___ GIVEN RECORDS
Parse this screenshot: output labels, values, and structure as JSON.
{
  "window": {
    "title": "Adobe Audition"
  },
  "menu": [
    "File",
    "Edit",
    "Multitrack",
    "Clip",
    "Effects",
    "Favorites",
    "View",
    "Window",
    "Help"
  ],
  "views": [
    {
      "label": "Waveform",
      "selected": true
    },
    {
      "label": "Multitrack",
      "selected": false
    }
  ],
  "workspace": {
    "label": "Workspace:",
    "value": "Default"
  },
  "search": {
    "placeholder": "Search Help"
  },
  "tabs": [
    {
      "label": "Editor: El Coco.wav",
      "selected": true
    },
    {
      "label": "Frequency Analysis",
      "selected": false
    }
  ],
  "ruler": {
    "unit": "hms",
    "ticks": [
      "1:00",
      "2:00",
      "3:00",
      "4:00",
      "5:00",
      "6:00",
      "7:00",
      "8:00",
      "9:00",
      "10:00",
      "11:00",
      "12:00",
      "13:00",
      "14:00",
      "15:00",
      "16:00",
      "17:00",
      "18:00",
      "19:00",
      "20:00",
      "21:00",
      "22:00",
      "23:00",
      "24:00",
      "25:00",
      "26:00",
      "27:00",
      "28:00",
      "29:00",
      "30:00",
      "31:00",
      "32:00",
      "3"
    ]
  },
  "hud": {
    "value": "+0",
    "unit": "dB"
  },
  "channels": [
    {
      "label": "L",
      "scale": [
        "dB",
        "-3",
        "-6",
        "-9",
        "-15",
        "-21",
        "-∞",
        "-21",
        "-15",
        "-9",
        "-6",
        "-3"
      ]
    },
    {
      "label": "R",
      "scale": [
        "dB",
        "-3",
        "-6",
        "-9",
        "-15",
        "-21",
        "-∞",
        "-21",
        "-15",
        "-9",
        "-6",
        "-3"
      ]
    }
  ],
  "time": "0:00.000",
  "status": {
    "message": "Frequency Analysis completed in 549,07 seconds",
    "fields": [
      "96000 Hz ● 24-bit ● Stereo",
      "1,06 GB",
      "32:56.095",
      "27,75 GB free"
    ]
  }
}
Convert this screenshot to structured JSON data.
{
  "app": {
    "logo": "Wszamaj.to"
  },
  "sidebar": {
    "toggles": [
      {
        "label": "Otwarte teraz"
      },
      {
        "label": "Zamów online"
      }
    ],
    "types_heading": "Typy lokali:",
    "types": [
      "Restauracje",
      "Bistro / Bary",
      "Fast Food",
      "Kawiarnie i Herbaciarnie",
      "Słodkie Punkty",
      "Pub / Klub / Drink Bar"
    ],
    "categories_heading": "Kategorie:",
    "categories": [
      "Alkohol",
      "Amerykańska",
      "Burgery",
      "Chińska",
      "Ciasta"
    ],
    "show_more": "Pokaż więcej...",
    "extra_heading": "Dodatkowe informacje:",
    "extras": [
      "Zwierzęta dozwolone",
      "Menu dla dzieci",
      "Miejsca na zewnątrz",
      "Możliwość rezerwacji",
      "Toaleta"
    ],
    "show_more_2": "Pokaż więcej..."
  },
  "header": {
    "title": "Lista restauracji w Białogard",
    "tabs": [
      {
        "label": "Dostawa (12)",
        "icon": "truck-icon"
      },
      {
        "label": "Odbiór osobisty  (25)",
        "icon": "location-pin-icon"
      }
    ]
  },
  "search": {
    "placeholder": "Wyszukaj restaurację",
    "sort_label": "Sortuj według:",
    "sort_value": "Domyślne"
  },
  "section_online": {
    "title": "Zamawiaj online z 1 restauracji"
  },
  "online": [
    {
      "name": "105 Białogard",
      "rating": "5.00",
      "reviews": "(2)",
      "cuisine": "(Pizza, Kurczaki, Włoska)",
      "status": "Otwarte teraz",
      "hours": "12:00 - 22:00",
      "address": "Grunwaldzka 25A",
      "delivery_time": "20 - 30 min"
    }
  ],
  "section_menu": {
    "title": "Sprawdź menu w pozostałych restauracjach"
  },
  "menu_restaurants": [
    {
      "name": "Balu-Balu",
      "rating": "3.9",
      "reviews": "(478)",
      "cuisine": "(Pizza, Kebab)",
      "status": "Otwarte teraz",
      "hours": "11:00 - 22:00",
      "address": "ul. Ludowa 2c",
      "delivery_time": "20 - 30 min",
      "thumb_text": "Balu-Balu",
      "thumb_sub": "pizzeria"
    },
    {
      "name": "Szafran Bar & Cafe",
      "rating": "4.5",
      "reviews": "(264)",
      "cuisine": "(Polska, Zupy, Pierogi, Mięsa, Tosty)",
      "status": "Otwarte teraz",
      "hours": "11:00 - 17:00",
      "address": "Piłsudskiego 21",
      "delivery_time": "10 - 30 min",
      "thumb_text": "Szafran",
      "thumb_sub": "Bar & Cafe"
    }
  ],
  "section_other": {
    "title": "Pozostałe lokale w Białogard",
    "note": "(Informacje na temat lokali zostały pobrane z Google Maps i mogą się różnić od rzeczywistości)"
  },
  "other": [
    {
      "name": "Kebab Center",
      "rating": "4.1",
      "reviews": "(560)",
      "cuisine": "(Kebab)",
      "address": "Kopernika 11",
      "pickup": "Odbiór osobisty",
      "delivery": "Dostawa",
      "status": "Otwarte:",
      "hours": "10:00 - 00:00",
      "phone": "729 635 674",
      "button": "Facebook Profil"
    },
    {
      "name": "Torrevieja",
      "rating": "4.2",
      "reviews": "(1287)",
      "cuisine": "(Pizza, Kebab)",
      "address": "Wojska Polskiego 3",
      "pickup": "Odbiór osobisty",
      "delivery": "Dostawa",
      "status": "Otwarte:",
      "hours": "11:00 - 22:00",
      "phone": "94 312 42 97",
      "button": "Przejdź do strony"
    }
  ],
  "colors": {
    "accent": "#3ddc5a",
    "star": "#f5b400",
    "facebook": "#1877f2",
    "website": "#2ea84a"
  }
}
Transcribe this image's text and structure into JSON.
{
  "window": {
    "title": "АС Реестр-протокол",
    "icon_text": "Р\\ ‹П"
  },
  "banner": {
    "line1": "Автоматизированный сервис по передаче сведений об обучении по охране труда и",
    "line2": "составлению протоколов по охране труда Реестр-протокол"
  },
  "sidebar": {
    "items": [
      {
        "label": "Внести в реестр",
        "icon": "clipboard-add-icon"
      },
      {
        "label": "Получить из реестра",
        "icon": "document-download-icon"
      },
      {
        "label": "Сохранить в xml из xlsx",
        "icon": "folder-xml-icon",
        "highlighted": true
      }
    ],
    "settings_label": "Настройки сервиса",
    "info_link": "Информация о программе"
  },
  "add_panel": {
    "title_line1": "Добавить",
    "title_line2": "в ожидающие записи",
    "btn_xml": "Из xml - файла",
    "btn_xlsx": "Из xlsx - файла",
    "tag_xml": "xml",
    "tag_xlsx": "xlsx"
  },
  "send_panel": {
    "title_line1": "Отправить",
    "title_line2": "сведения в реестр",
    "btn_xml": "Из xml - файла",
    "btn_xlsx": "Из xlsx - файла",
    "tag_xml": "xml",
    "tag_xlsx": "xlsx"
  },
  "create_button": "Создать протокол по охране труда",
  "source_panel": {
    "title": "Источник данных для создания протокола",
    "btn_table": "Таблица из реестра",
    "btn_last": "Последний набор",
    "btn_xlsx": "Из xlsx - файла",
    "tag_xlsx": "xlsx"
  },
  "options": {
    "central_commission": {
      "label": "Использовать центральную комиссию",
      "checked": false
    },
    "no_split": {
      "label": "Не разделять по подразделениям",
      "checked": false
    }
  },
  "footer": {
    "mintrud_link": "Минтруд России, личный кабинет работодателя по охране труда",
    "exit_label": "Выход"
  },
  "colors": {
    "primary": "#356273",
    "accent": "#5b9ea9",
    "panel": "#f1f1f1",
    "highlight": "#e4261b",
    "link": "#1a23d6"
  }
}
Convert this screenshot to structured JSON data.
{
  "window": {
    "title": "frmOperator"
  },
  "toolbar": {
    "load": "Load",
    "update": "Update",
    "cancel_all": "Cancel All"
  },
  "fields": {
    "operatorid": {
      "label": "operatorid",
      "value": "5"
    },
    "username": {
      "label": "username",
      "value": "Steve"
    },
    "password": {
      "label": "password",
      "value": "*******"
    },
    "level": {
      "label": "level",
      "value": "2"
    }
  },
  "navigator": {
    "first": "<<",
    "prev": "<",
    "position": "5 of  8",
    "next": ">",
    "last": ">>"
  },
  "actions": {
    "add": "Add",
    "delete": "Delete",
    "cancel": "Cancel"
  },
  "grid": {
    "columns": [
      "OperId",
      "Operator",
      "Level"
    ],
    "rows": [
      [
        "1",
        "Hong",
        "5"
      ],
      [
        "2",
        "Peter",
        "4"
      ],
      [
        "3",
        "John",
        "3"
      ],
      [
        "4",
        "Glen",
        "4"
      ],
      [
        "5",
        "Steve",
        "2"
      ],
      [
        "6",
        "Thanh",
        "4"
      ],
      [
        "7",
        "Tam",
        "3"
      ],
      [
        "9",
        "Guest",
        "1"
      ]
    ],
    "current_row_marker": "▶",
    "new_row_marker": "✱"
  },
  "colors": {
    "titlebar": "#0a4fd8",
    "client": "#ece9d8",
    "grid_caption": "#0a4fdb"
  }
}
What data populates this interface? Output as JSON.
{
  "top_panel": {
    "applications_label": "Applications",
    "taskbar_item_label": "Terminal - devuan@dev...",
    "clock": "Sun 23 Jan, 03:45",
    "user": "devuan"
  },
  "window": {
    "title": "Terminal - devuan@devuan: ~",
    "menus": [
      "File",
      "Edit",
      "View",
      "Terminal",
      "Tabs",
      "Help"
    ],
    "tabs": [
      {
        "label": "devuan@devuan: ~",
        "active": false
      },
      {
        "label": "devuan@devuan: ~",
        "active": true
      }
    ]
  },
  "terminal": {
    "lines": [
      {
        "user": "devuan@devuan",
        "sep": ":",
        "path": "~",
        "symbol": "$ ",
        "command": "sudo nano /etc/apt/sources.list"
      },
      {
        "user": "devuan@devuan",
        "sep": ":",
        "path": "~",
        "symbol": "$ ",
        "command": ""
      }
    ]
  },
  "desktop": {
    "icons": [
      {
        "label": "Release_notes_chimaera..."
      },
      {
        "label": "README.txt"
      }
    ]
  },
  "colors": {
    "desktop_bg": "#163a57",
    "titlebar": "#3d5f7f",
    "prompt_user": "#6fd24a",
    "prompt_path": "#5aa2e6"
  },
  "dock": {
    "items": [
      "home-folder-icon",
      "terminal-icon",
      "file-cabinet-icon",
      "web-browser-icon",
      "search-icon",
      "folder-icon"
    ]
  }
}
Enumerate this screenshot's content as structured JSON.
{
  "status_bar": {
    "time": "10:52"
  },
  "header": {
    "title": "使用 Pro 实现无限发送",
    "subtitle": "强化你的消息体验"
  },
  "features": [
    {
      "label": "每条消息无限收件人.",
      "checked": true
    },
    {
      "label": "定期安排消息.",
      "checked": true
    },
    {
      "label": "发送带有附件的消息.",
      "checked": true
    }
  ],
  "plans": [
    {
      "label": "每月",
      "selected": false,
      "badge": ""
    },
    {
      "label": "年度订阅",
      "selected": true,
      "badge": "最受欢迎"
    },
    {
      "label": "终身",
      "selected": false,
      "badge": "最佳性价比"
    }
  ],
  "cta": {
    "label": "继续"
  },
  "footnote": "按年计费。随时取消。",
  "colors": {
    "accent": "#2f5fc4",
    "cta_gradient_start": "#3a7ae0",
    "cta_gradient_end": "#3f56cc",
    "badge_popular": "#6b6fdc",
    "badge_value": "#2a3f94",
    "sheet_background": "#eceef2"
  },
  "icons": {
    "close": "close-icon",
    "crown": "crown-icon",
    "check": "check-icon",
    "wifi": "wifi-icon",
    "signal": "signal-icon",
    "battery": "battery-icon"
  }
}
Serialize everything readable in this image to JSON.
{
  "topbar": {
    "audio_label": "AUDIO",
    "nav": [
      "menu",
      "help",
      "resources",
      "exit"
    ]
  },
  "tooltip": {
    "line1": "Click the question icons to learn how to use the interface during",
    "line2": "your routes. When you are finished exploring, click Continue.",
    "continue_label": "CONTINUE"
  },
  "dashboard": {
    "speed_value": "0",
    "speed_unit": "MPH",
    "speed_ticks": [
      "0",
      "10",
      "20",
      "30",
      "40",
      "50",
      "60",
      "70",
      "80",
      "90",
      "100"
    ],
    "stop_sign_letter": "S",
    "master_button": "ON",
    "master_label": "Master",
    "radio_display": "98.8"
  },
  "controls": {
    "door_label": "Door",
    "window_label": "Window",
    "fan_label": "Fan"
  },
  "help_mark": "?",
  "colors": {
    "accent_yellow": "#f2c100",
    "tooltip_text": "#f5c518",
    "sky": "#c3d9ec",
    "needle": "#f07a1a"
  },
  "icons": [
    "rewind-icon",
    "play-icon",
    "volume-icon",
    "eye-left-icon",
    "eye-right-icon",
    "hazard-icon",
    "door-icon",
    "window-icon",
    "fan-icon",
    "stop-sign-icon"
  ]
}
______
GIVEN INSTRUCTION :: Find the string "Białogard" in the records, then copy each line where it occurs.

TASK RESPONSE ::
    "title": "Lista restauracji w Białogard",
      "name": "105 Białogard",
    "title": "Pozostałe lokale w Białogard",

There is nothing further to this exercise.